• **Extracted records**:
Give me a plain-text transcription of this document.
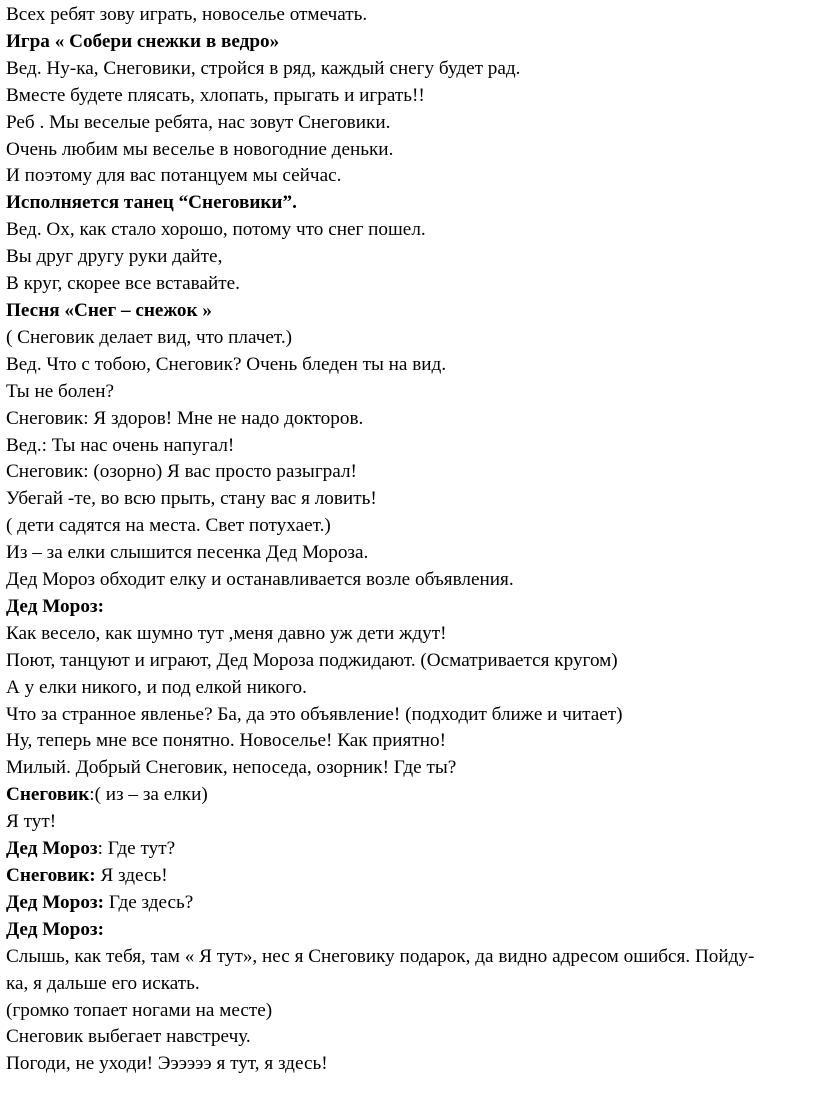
Всех ребят зову играть, новоселье отмечать.

Игра « Собери снежки в ведро»

Вед. Ну-ка, Снеговики, стройся в ряд, каждый снегу будет рад.

Вместе будете плясать, хлопать, прыгать и играть!!

Реб . Мы веселые ребята, нас зовут Снеговики.

Очень любим мы веселье в новогодние деньки.

И поэтому для вас потанцуем мы сейчас.

Исполняется танец “Снеговики”.

Вед. Ох, как стало хорошо, потому что снег пошел.

Вы друг другу руки дайте,

В круг, скорее все вставайте.

Песня «Снег – снежок »

( Снеговик делает вид, что плачет.)

Вед. Что с тобою, Снеговик? Очень бледен ты на вид.

Ты не болен?

Снеговик: Я здоров! Мне не надо докторов.

Вед.: Ты нас очень напугал!

Снеговик: (озорно) Я вас просто разыграл!

Убегай -те, во всю прыть, стану вас я ловить!

( дети садятся на места. Свет потухает.)

Из – за елки слышится песенка Дед Мороза.

Дед Мороз обходит елку и останавливается возле объявления.

Дед Мороз:

Как весело, как шумно тут ,меня давно уж дети ждут!

Поют, танцуют и играют, Дед Мороза поджидают. (Осматривается кругом)

А у елки никого, и под елкой никого.

Что за странное явленье? Ба, да это объявление! (подходит ближе и читает)

Ну, теперь мне все понятно. Новоселье! Как приятно!

Милый. Добрый Снеговик, непоседа, озорник! Где ты?

Снеговик:( из – за елки)

Я тут!

Дед Мороз: Где тут?

Снеговик: Я здесь!

Дед Мороз: Где здесь?

Дед Мороз:

Слышь, как тебя, там « Я тут», нес я Снеговику подарок, да видно адресом ошибся. Пойду-

ка, я дальше его искать.

(громко топает ногами на месте)

Снеговик выбегает навстречу.

Погоди, не уходи! Ээээээ я тут, я здесь!
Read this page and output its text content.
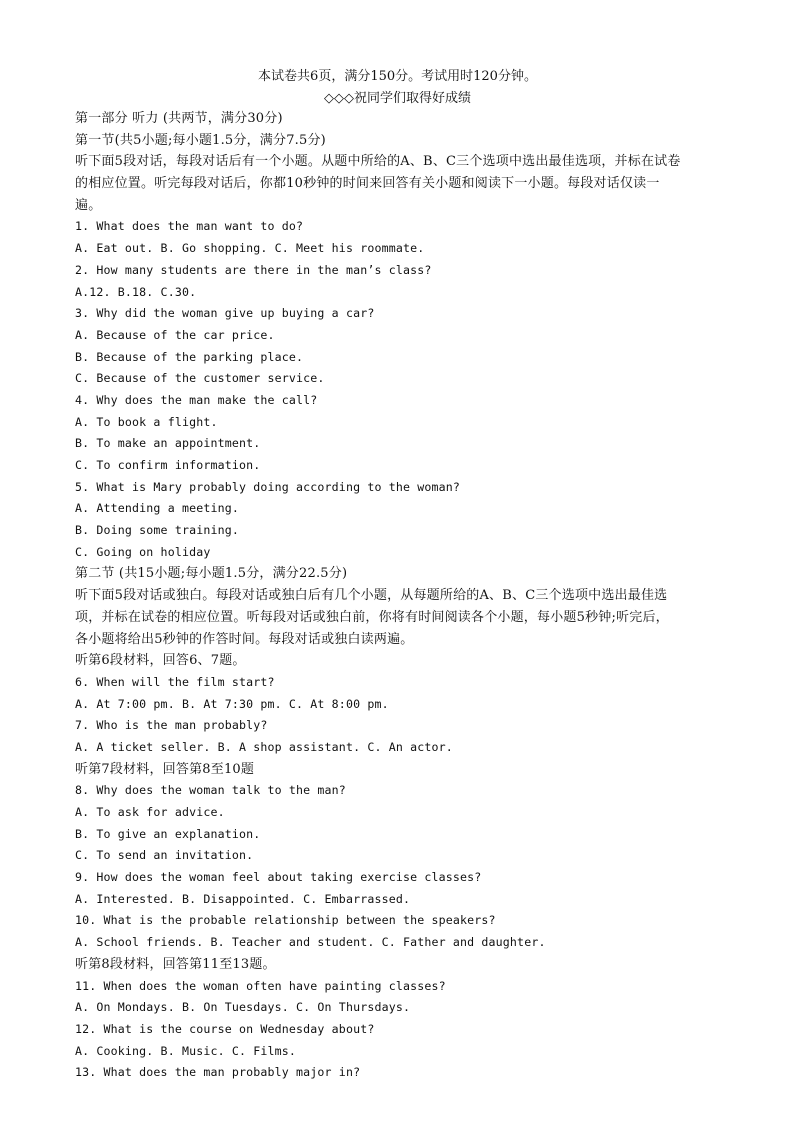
本试卷共6页，满分150分。考试用时120分钟。
◇◇◇祝同学们取得好成绩
第一部分 听力 (共两节，满分30分)
第一节(共5小题;每小题1.5分，满分7.5分)
听下面5段对话，每段对话后有一个小题。从题中所给的A、B、C三个选项中选出最佳选项，并标在试卷
的相应位置。听完每段对话后，你都10秒钟的时间来回答有关小题和阅读下一小题。每段对话仅读一
遍。
1. What does the man want to do?
A. Eat out. B. Go shopping. C. Meet his roommate.
2. How many students are there in the man’s class?
A.12. B.18. C.30.
3. Why did the woman give up buying a car?
A. Because of the car price.
B. Because of the parking place.
C. Because of the customer service.
4. Why does the man make the call?
A. To book a flight.
B. To make an appointment.
C. To confirm information.
5. What is Mary probably doing according to the woman?
A. Attending a meeting.
B. Doing some training.
C. Going on holiday
第二节 (共15小题;每小题1.5分，满分22.5分)
听下面5段对话或独白。每段对话或独白后有几个小题，从每题所给的A、B、C三个选项中选出最佳选
项，并标在试卷的相应位置。听每段对话或独白前，你将有时间阅读各个小题，每小题5秒钟;听完后，
各小题将给出5秒钟的作答时间。每段对话或独白读两遍。
听第6段材料，回答6、7题。
6. When will the film start?
A. At 7:00 pm. B. At 7:30 pm. C. At 8:00 pm.
7. Who is the man probably?
A. A ticket seller. B. A shop assistant. C. An actor.
听第7段材料，回答第8至10题
8. Why does the woman talk to the man?
A. To ask for advice.
B. To give an explanation.
C. To send an invitation.
9. How does the woman feel about taking exercise classes?
A. Interested. B. Disappointed. C. Embarrassed.
10. What is the probable relationship between the speakers?
A. School friends. B. Teacher and student. C. Father and daughter.
听第8段材料，回答第11至13题。
11. When does the woman often have painting classes?
A. On Mondays. B. On Tuesdays. C. On Thursdays.
12. What is the course on Wednesday about?
A. Cooking. B. Music. C. Films.
13. What does the man probably major in?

• **Task to carry out**:
Report how many lines of the records above contain the word "text", and give only that number.

• **Solution to the exercise**:
2